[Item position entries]
========================

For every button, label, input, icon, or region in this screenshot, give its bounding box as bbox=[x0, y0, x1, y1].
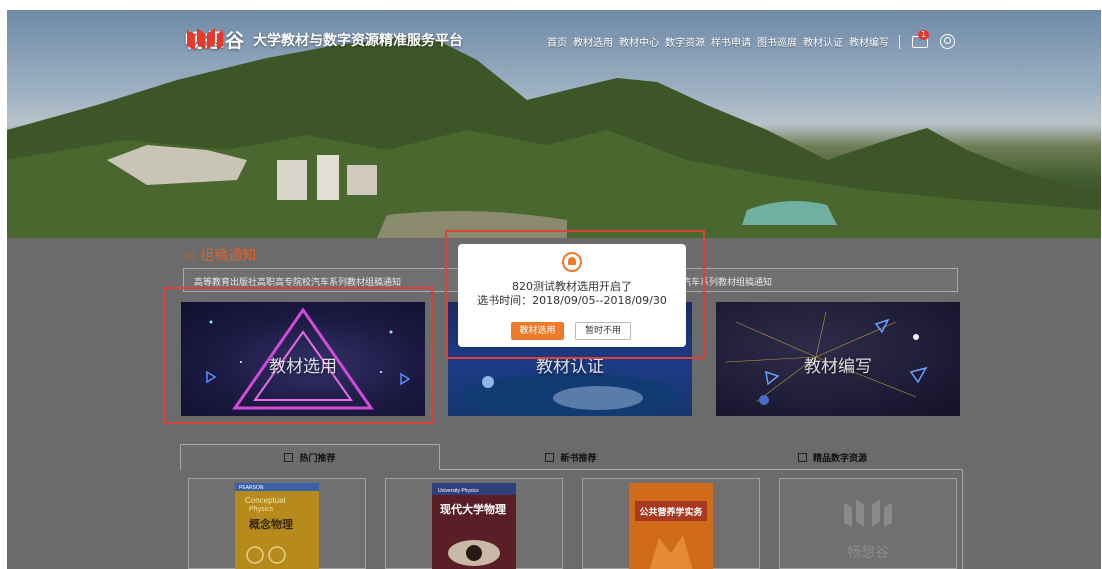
brand[interactable]: 畅想谷 大学教材与数字资源精准服务平台 bbox=[185, 26, 463, 53]
book-card[interactable]: 畅想谷 bbox=[779, 478, 957, 569]
book-cover-conceptual-physics: PEARSON Conceptual Physics 概念物理 bbox=[235, 483, 319, 569]
speaker-icon: ◁ bbox=[185, 248, 195, 262]
tab-icon bbox=[284, 453, 294, 462]
book-card[interactable]: PEARSON Conceptual Physics 概念物理 bbox=[188, 478, 366, 569]
tab-icon bbox=[545, 452, 555, 462]
book-en-title-2: Physics bbox=[249, 506, 274, 513]
recommend-tabs: 热门推荐 新书推荐 精品数字资源 bbox=[180, 444, 963, 470]
mail-icon[interactable]: 1 bbox=[912, 29, 930, 48]
placeholder-logo-icon bbox=[844, 499, 892, 527]
book-card[interactable]: 公共营养学实务 bbox=[582, 478, 760, 569]
book-cn-title: 现代大学物理 bbox=[440, 502, 506, 516]
book-cn-title: 概念物理 bbox=[249, 517, 293, 531]
nav-book-exhibition[interactable]: 图书巡展 bbox=[757, 34, 797, 49]
book-cover-public-nutrition: 公共营养学实务 bbox=[629, 483, 713, 569]
tab-new[interactable]: 新书推荐 bbox=[440, 444, 702, 470]
book-card[interactable]: University Physics 现代大学物理 bbox=[385, 478, 563, 569]
tabs-divider bbox=[440, 469, 963, 470]
nav-textbook-certification[interactable]: 教材认证 bbox=[803, 34, 843, 49]
nav-digital-resources[interactable]: 数字资源 bbox=[665, 34, 705, 49]
tile-label: 教材编写 bbox=[804, 357, 872, 377]
tab-label: 新书推荐 bbox=[560, 453, 597, 464]
nav-home[interactable]: 首页 bbox=[547, 34, 567, 49]
notice-heading: ◁ 组稿通知 bbox=[185, 245, 256, 265]
panel-border bbox=[962, 469, 963, 569]
nav-sample-request[interactable]: 样书申请 bbox=[711, 34, 751, 49]
book-publisher: PEARSON bbox=[239, 485, 264, 491]
tab-icon bbox=[797, 452, 807, 462]
nav-textbook-selection[interactable]: 教材选用 bbox=[573, 34, 613, 49]
tab-label: 热门推荐 bbox=[299, 454, 336, 464]
brand-subtitle: 大学教材与数字资源精准服务平台 bbox=[253, 32, 464, 49]
nav-textbook-writing[interactable]: 教材编写 bbox=[849, 34, 889, 49]
nav-divider bbox=[899, 34, 900, 49]
placeholder-wordmark: 畅想谷 bbox=[847, 545, 889, 561]
tab-hot[interactable]: 热门推荐 bbox=[180, 444, 440, 470]
tab-digital[interactable]: 精品数字资源 bbox=[702, 444, 963, 470]
book-en-title-1: Conceptual bbox=[245, 496, 286, 505]
book-cn-title: 公共营养学实务 bbox=[639, 506, 703, 518]
notice-title: 组稿通知 bbox=[200, 248, 257, 264]
mail-badge: 1 bbox=[918, 29, 930, 40]
book-en-title: University Physics bbox=[438, 488, 479, 494]
highlight-box bbox=[445, 230, 705, 359]
hero-banner: 畅想谷 大学教材与数字资源精准服务平台 首页 教材选用 教材中心 数字资源 样书… bbox=[7, 10, 1101, 238]
top-nav: 首页 教材选用 教材中心 数字资源 样书申请 图书巡展 教材认证 教材编写 1 bbox=[547, 29, 955, 49]
book-cover-placeholder: 畅想谷 bbox=[844, 499, 892, 561]
book-logo-icon bbox=[187, 28, 223, 50]
highlight-box bbox=[163, 287, 433, 424]
user-icon[interactable] bbox=[940, 34, 955, 49]
tab-label: 精品数字资源 bbox=[812, 453, 867, 464]
book-cover-modern-physics: University Physics 现代大学物理 bbox=[432, 483, 516, 569]
nav-textbook-center[interactable]: 教材中心 bbox=[619, 34, 659, 49]
tile-textbook-writing[interactable]: 教材编写 bbox=[716, 302, 960, 416]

========================

Copy word for word the lines starting with the line that contains "brand[interactable]: 畅想谷 大学教材与数字资源精准服务平台" and going on through the line that contains "book-cn-title: 现代大学物理 bbox=[440, 502, 506, 516]".

brand[interactable]: 畅想谷 大学教材与数字资源精准服务平台 bbox=[185, 26, 463, 53]
book-card[interactable]: 畅想谷 bbox=[779, 478, 957, 569]
book-cover-conceptual-physics: PEARSON Conceptual Physics 概念物理 bbox=[235, 483, 319, 569]
speaker-icon: ◁ bbox=[185, 248, 195, 262]
tab-icon bbox=[284, 453, 294, 462]
book-card[interactable]: PEARSON Conceptual Physics 概念物理 bbox=[188, 478, 366, 569]
tab-icon bbox=[545, 452, 555, 462]
book-en-title-2: Physics bbox=[249, 506, 274, 513]
recommend-tabs: 热门推荐 新书推荐 精品数字资源 bbox=[180, 444, 963, 470]
mail-icon[interactable]: 1 bbox=[912, 29, 930, 48]
placeholder-logo-icon bbox=[844, 499, 892, 527]
book-card[interactable]: 公共营养学实务 bbox=[582, 478, 760, 569]
book-cn-title: 现代大学物理 bbox=[440, 502, 506, 516]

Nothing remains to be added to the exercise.